(begin)

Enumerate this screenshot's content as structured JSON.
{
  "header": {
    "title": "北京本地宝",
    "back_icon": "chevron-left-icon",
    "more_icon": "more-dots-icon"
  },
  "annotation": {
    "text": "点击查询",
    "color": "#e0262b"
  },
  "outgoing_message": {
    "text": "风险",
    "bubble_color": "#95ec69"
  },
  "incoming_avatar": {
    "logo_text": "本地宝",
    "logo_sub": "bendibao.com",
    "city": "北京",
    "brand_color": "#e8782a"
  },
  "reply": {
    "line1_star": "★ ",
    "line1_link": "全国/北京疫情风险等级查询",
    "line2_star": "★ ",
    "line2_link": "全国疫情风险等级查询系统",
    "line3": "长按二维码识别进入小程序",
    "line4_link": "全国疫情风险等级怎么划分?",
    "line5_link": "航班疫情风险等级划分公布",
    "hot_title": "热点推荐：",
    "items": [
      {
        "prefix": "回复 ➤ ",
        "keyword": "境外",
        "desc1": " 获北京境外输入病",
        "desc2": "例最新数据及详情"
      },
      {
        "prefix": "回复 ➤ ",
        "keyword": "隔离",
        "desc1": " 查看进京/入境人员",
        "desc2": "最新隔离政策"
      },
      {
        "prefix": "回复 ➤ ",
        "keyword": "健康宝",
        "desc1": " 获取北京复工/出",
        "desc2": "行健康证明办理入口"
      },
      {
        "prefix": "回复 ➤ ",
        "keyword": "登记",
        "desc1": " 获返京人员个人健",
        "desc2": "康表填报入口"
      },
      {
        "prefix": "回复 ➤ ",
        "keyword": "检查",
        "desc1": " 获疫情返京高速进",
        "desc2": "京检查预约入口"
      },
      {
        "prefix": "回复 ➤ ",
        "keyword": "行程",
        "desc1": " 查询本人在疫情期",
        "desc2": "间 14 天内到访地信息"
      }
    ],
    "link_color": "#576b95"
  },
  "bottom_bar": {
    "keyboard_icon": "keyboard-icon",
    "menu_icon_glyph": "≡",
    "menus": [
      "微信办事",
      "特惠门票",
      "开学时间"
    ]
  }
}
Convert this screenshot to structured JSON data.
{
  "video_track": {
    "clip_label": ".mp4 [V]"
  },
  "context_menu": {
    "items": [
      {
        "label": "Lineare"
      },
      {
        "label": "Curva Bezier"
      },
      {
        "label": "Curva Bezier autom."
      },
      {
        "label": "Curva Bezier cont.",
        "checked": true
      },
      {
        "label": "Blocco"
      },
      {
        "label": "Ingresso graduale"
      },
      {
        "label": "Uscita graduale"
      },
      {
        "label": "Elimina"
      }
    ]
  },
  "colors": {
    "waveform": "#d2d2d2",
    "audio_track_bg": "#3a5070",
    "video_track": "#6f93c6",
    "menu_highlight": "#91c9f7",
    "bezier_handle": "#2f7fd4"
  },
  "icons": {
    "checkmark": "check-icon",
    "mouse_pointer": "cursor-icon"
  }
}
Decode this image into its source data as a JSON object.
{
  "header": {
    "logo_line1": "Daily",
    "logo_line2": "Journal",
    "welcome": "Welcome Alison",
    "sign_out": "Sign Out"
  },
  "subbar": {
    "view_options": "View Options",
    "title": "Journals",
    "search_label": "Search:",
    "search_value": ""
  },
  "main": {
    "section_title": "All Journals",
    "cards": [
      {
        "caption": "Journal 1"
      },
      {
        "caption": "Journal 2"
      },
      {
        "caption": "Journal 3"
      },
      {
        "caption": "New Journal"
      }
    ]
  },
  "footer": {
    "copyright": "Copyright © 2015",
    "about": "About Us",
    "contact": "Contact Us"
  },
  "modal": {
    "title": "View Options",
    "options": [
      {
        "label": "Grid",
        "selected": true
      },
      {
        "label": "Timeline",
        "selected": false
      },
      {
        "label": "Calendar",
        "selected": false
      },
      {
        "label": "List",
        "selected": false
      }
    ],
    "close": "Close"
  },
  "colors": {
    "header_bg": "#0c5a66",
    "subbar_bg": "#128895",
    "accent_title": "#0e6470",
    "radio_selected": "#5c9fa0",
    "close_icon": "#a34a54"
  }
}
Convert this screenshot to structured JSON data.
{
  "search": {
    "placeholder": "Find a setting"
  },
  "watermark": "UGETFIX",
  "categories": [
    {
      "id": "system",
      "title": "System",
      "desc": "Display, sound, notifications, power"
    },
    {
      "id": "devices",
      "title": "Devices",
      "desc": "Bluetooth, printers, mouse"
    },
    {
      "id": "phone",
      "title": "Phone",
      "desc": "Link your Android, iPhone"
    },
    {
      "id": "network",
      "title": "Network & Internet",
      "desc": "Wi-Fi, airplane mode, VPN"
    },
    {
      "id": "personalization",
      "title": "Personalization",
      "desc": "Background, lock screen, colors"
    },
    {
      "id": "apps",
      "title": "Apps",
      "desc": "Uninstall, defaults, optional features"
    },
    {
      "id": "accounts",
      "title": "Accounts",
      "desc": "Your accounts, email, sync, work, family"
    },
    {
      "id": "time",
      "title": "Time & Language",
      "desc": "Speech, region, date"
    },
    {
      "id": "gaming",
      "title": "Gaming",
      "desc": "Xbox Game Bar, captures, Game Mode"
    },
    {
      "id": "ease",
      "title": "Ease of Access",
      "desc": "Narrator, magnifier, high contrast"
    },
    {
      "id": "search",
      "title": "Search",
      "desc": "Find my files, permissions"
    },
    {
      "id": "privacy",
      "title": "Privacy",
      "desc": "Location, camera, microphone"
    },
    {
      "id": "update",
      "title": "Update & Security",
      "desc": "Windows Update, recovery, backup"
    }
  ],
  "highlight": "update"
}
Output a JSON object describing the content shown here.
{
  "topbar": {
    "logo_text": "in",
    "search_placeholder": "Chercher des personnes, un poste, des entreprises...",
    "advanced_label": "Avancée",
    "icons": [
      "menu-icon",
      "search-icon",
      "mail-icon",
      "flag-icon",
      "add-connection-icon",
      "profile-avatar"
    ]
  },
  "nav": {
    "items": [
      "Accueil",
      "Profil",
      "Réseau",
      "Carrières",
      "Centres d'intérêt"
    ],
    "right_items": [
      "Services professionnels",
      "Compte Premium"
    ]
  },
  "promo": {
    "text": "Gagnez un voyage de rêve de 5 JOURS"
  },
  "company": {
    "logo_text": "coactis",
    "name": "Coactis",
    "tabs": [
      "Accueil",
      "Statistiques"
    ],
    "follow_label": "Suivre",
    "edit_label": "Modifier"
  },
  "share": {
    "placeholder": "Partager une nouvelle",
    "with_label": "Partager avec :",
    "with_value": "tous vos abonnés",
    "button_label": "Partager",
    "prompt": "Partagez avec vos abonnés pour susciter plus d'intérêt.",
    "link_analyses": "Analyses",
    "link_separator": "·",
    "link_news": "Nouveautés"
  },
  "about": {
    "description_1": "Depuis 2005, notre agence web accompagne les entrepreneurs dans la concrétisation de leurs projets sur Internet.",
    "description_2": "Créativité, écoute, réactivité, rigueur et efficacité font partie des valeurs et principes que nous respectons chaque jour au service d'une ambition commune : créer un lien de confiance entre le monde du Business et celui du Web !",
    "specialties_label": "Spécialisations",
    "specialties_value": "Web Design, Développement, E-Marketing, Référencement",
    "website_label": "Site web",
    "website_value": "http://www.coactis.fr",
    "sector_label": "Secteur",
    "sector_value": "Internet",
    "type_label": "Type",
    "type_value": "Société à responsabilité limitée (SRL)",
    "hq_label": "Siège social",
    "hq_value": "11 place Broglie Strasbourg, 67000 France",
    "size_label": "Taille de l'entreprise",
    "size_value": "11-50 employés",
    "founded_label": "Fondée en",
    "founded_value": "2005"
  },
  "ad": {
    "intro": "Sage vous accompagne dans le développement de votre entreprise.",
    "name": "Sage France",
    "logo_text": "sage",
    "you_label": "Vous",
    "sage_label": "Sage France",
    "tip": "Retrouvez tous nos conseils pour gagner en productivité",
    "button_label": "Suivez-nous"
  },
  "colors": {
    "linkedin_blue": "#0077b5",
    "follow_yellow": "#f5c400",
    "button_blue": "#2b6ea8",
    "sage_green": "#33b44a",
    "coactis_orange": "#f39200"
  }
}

(end)

▸ **GIVEN EXERCISE**:
Using the listing above, show every line that includes the string "this".

▸ **EXERCISE RESULT**:
Enumerate this screenshot's content as structured JSON.
Convert this screenshot to structured JSON data.
Decode this image into its source data as a JSON object.
Convert this screenshot to structured JSON data.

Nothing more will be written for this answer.